> **EXERCISE**
Extract, from the records beneath this instruction, each line that contains the word "value".

Records from a collection

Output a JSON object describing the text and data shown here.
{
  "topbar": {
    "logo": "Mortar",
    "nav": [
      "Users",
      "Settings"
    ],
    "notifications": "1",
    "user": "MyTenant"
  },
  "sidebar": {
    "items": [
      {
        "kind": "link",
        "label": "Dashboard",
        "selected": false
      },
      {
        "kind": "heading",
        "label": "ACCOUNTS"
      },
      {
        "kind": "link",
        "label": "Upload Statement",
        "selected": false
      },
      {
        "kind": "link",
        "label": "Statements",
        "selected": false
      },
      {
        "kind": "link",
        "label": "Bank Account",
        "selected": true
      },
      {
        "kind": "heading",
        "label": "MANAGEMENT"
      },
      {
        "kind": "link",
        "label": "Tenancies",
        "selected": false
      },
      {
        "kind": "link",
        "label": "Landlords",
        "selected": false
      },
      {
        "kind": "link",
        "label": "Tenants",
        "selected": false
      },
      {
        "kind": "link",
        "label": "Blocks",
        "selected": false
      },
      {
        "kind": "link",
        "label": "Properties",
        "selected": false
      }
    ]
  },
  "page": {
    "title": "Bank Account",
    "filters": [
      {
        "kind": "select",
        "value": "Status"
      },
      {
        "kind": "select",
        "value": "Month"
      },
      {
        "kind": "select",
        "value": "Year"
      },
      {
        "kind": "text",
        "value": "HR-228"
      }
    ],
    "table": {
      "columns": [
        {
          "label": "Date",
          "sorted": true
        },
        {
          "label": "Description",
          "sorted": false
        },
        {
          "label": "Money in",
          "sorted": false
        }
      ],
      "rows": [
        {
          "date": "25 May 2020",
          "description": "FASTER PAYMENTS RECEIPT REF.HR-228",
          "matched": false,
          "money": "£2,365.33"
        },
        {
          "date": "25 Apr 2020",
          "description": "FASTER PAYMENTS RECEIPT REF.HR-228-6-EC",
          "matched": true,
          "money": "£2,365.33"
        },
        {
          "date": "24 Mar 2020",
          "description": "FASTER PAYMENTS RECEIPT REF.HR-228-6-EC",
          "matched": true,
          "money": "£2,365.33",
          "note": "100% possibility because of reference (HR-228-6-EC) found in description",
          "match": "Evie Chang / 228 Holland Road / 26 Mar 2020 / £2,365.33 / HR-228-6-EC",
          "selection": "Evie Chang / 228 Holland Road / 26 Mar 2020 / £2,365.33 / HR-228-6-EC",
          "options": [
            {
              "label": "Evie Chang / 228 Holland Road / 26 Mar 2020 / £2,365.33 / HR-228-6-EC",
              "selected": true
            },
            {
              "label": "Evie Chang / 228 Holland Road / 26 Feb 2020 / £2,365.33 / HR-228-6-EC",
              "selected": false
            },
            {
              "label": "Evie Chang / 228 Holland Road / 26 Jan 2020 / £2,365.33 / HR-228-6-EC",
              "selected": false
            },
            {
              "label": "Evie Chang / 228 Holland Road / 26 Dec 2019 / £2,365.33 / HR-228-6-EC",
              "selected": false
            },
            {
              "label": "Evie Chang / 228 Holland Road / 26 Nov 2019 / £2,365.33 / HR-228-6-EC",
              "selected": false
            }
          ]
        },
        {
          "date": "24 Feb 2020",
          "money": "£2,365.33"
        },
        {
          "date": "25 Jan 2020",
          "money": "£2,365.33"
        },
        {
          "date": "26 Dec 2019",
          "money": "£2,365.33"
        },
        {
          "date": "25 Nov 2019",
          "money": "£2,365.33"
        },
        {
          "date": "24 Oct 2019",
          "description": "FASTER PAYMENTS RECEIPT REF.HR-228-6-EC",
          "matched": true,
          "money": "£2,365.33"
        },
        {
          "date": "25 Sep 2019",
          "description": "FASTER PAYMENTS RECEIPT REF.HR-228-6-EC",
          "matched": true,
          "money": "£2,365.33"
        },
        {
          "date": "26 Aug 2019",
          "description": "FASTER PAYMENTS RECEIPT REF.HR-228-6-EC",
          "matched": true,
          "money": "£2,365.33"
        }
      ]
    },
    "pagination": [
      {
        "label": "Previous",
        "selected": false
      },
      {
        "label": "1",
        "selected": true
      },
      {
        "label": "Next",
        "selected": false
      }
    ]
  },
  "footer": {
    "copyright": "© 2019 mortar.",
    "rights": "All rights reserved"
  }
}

> **EXERCISE RESPONSE**
        "value": "Status"
        "value": "Month"
        "value": "Year"
        "value": "HR-228"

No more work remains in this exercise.